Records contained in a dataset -
-----

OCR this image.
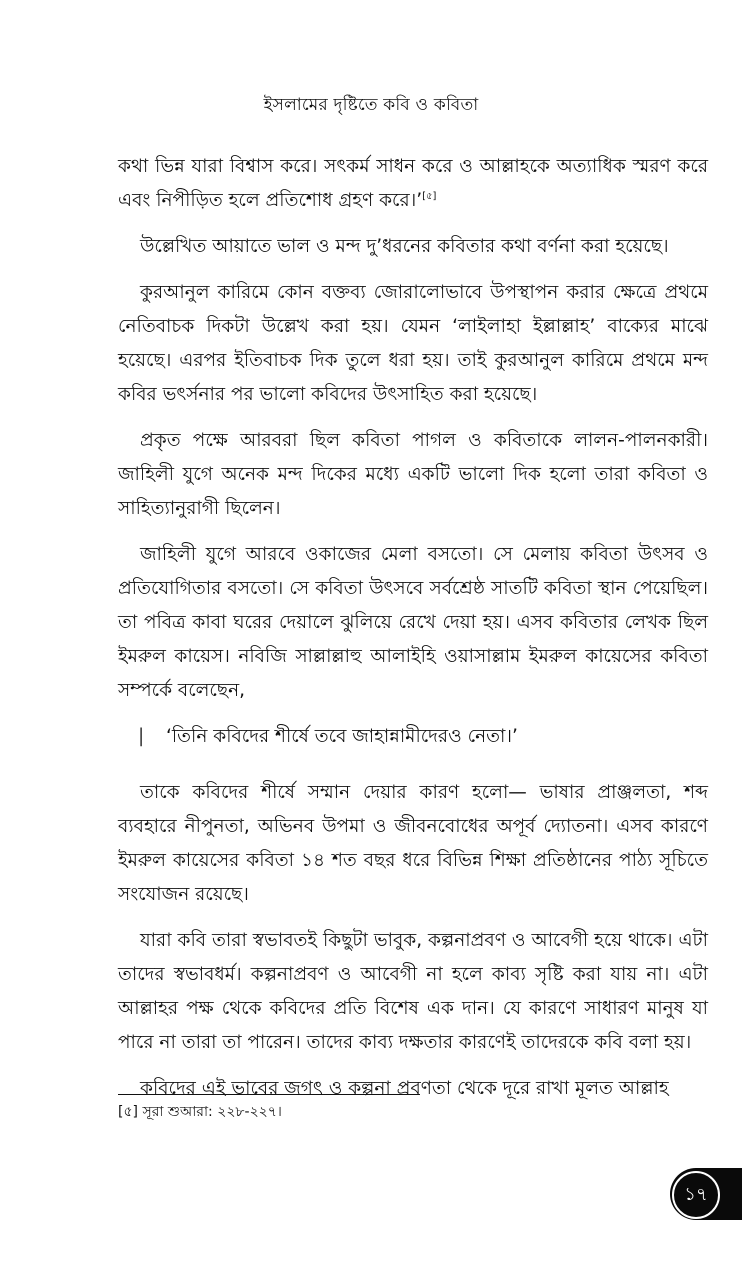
ইসলামের দৃষ্টিতে কবি ও কবিতা

কথা ভিন্ন যারা বিশ্বাস করে। সৎকর্ম সাধন করে ও আল্লাহকে অত্যাধিক স্মরণ করে এবং নিপীড়িত হলে প্রতিশোধ গ্রহণ করে।’[৫]

উল্লেখিত আয়াতে ভাল ও মন্দ দু’ধরনের কবিতার কথা বর্ণনা করা হয়েছে।

কুরআনুল কারিমে কোন বক্তব্য জোরালোভাবে উপস্থাপন করার ক্ষেত্রে প্রথমে নেতিবাচক দিকটা উল্লেখ করা হয়। যেমন ‘লাইলাহা ইল্লাল্লাহ’ বাক্যের মাঝে হয়েছে। এরপর ইতিবাচক দিক তুলে ধরা হয়। তাই কুরআনুল কারিমে প্রথমে মন্দ কবির ভৎর্সনার পর ভালো কবিদের উৎসাহিত করা হয়েছে।

প্রকৃত পক্ষে আরবরা ছিল কবিতা পাগল ও কবিতাকে লালন-পালনকারী। জাহিলী যুগে অনেক মন্দ দিকের মধ্যে একটি ভালো দিক হলো তারা কবিতা ও সাহিত্যানুরাগী ছিলেন।

জাহিলী যুগে আরবে ওকাজের মেলা বসতো। সে মেলায় কবিতা উৎসব ও প্রতিযোগিতার বসতো। সে কবিতা উৎসবে সর্বশ্রেষ্ঠ সাতটি কবিতা স্থান পেয়েছিল। তা পবিত্র কাবা ঘরের দেয়ালে ঝুলিয়ে রেখে দেয়া হয়। এসব কবিতার লেখক ছিল ইমরুল কায়েস। নবিজি সাল্লাল্লাহু আলাইহি ওয়াসাল্লাম ইমরুল কায়েসের কবিতা সম্পর্কে বলেছেন,

|	‘তিনি কবিদের শীর্ষে তবে জাহান্নামীদেরও নেতা।’

তাকে কবিদের শীর্ষে সম্মান দেয়ার কারণ হলো— ভাষার প্রাঞ্জলতা, শব্দ ব্যবহারে নীপুনতা, অভিনব উপমা ও জীবনবোধের অপূর্ব দ্যোতনা। এসব কারণে ইমরুল কায়েসের কবিতা ১৪ শত বছর ধরে বিভিন্ন শিক্ষা প্রতিষ্ঠানের পাঠ্য সূচিতে সংযোজন রয়েছে।

যারা কবি তারা স্বভাবতই কিছুটা ভাবুক, কল্পনাপ্রবণ ও আবেগী হয়ে থাকে। এটা তাদের স্বভাবধর্ম। কল্পনাপ্রবণ ও আবেগী না হলে কাব্য সৃষ্টি করা যায় না। এটা আল্লাহর পক্ষ থেকে কবিদের প্রতি বিশেষ এক দান। যে কারণে সাধারণ মানুষ যা পারে না তারা তা পারেন। তাদের কাব্য দক্ষতার কারণেই তাদেরকে কবি বলা হয়।

কবিদের এই ভাবের জগৎ ও কল্পনা প্রবণতা থেকে দূরে রাখা মূলত আল্লাহ

[৫] সূরা শুআরা: ২২৮-২২৭।
১৭
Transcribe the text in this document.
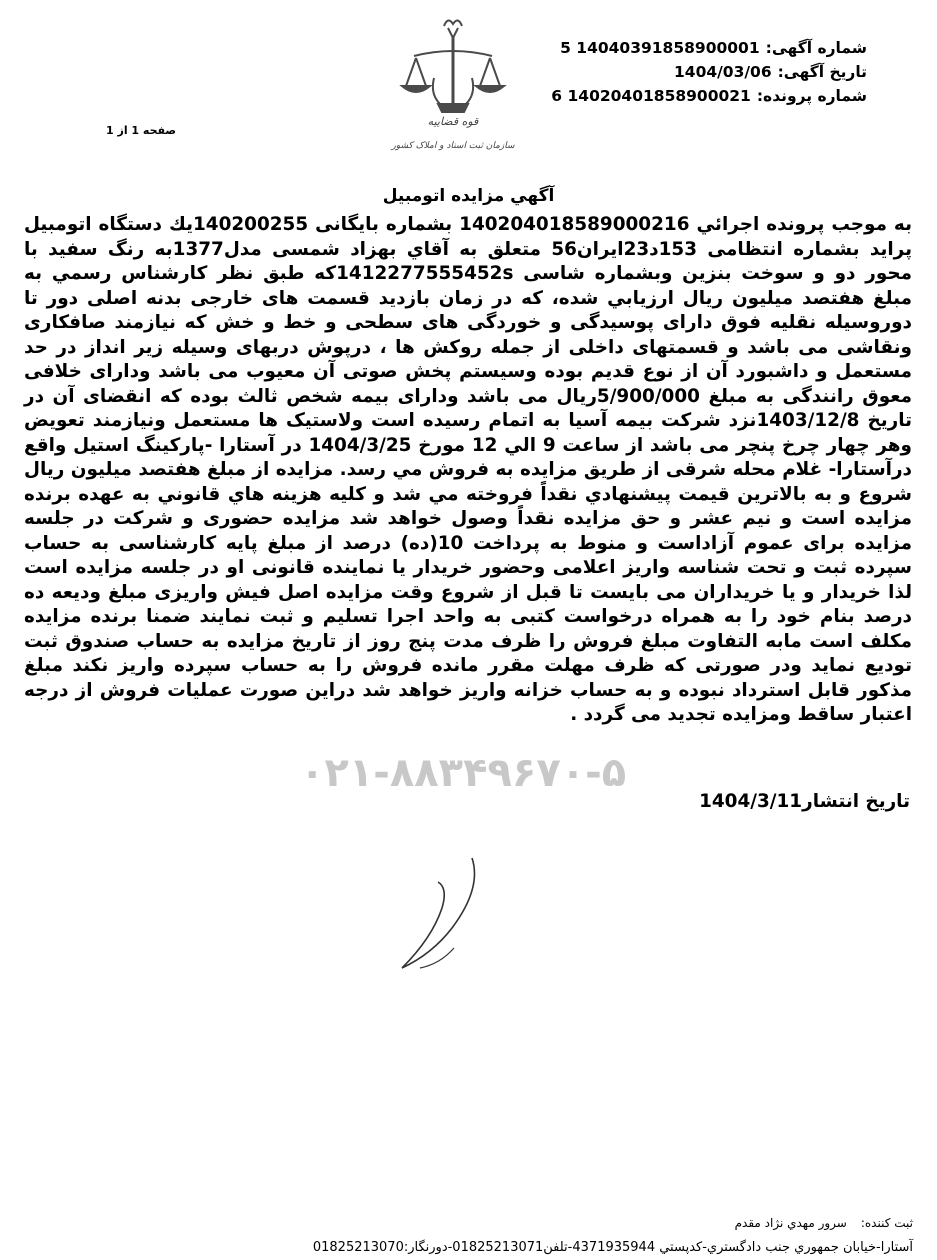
قوه قضاییه
سازمان ثبت اسناد و املاک کشور
شماره آگهی:14040391858900001 5
تاریخ آگهی:1404/03/06
شماره پرونده:14020401858900021 6
صفحه 1 از 1
آگهي مزايده اتومبيل

به موجب پرونده اجرائي 140204018589000216 بشماره بايگانی 140200255يك دستگاه اتومبيل پرايد بشماره انتظامی 153د23ايران56 متعلق به آقاي بهزاد شمسی مدل1377به رنگ سفيد با محور دو و سوخت بنزين وبشماره شاسی 1412277555452sكه طبق نظر كارشناس رسمي به مبلغ هفتصد ميليون ريال ارزيابي شده، كه در زمان بازديد قسمت های خارجی بدنه اصلی دور تا دوروسيله نقليه فوق دارای پوسيدگی و خوردگی های سطحی و خط و خش كه نيازمند صافكاری ونقاشی می باشد و قسمتهای داخلی از جمله روكش ها ، درپوش دربهای وسيله زير انداز در حد مستعمل و داشبورد آن از نوع قديم بوده وسيستم پخش صوتی آن معيوب می باشد ودارای خلافی معوق رانندگی به مبلغ 5/900/000ريال می باشد ودارای بيمه شخص ثالث بوده كه انقضای آن در تاريخ 1403/12/8نزد شركت بيمه آسيا به اتمام رسيده است ولاستيک ها مستعمل ونيازمند تعويض وهر چهار چرخ پنچر می باشد از ساعت 9 الي 12 مورخ 1404/3/25 در آستارا -پاركينگ استيل واقع درآستارا- غلام محله شرقی از طريق مزايده به فروش مي رسد. مزايده از مبلغ هفتصد ميليون ريال شروع و به بالاترين قيمت پيشنهادي نقداً فروخته مي شد و كليه هزينه هاي قانوني به عهده برنده مزايده است و نيم عشر و حق مزايده نقداً وصول خواهد شد مزايده حضوری و شركت در جلسه مزايده برای عموم آزاداست و منوط به پرداخت 10(ده) درصد از مبلغ پايه كارشناسی به حساب سپرده ثبت و تحت شناسه واريز اعلامی وحضور خريدار يا نماينده قانونی او در جلسه مزايده است لذا خريدار و يا خريداران می بايست تا قبل از شروع وقت مزايده اصل فيش واريزی مبلغ وديعه ده درصد بنام خود را به همراه درخواست كتبی به واحد اجرا تسليم و ثبت نمايند ضمنا برنده مزايده مكلف است مابه التفاوت مبلغ فروش را ظرف مدت پنج روز از تاريخ مزايده به حساب صندوق ثبت توديع نمايد ودر صورتی كه ظرف مهلت مقرر مانده فروش را به حساب سپرده واريز نكند مبلغ مذكور قابل استرداد نبوده و به حساب خزانه واريز خواهد شد دراين صورت عمليات فروش از درجه اعتبار ساقط ومزايده تجديد می گردد .

۰۲۱-۸۸۳۴۹۶۷۰-۵
تاريخ انتشار1404/3/11
ثبت كننده:سرور مهدي نژاد مقدم
آستارا-خيابان جمهوري جنب دادگستري-كدپستي 4371935944-تلفن01825213071-دورنگار:01825213070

-----

Do this - Check each line of the records for the word "اتومبيل", and show the lines that contain it.

In response -
آگهي مزايده اتومبيل
به موجب پرونده اجرائي 140204018589000216 بشماره بايگانی 140200255يك دستگاه اتومبيل پرايد بشماره انتظامی 153د23ايران56 متعلق به آقاي بهزاد شمسی مدل1377به رنگ سفيد با محور دو و سوخت بنزين وبشماره شاسی 1412277555452sكه طبق نظر كارشناس رسمي به مبلغ هفتصد ميليون ريال ارزيابي شده، كه در زمان بازديد قسمت های خارجی بدنه اصلی دور تا دوروسيله نقليه فوق دارای پوسيدگی و خوردگی های سطحی و خط و خش كه نيازمند صافكاری ونقاشی می باشد و قسمتهای داخلی از جمله روكش ها ، درپوش دربهای وسيله زير انداز در حد مستعمل و داشبورد آن از نوع قديم بوده وسيستم پخش صوتی آن معيوب می باشد ودارای خلافی معوق رانندگی به مبلغ 5/900/000ريال می باشد ودارای بيمه شخص ثالث بوده كه انقضای آن در تاريخ 1403/12/8نزد شركت بيمه آسيا به اتمام رسيده است ولاستيک ها مستعمل ونيازمند تعويض وهر چهار چرخ پنچر می باشد از ساعت 9 الي 12 مورخ 1404/3/25 در آستارا -پاركينگ استيل واقع درآستارا- غلام محله شرقی از طريق مزايده به فروش مي رسد. مزايده از مبلغ هفتصد ميليون ريال شروع و به بالاترين قيمت پيشنهادي نقداً فروخته مي شد و كليه هزينه هاي قانوني به عهده برنده مزايده است و نيم عشر و حق مزايده نقداً وصول خواهد شد مزايده حضوری و شركت در جلسه مزايده برای عموم آزاداست و منوط به پرداخت 10(ده) درصد از مبلغ پايه كارشناسی به حساب سپرده ثبت و تحت شناسه واريز اعلامی وحضور خريدار يا نماينده قانونی او در جلسه مزايده است لذا خريدار و يا خريداران می بايست تا قبل از شروع وقت مزايده اصل فيش واريزی مبلغ وديعه ده درصد بنام خود را به همراه درخواست كتبی به واحد اجرا تسليم و ثبت نمايند ضمنا برنده مزايده مكلف است مابه التفاوت مبلغ فروش را ظرف مدت پنج روز از تاريخ مزايده به حساب صندوق ثبت توديع نمايد ودر صورتی كه ظرف مهلت مقرر مانده فروش را به حساب سپرده واريز نكند مبلغ مذكور قابل استرداد نبوده و به حساب خزانه واريز خواهد شد دراين صورت عمليات فروش از درجه اعتبار ساقط ومزايده تجديد می گردد .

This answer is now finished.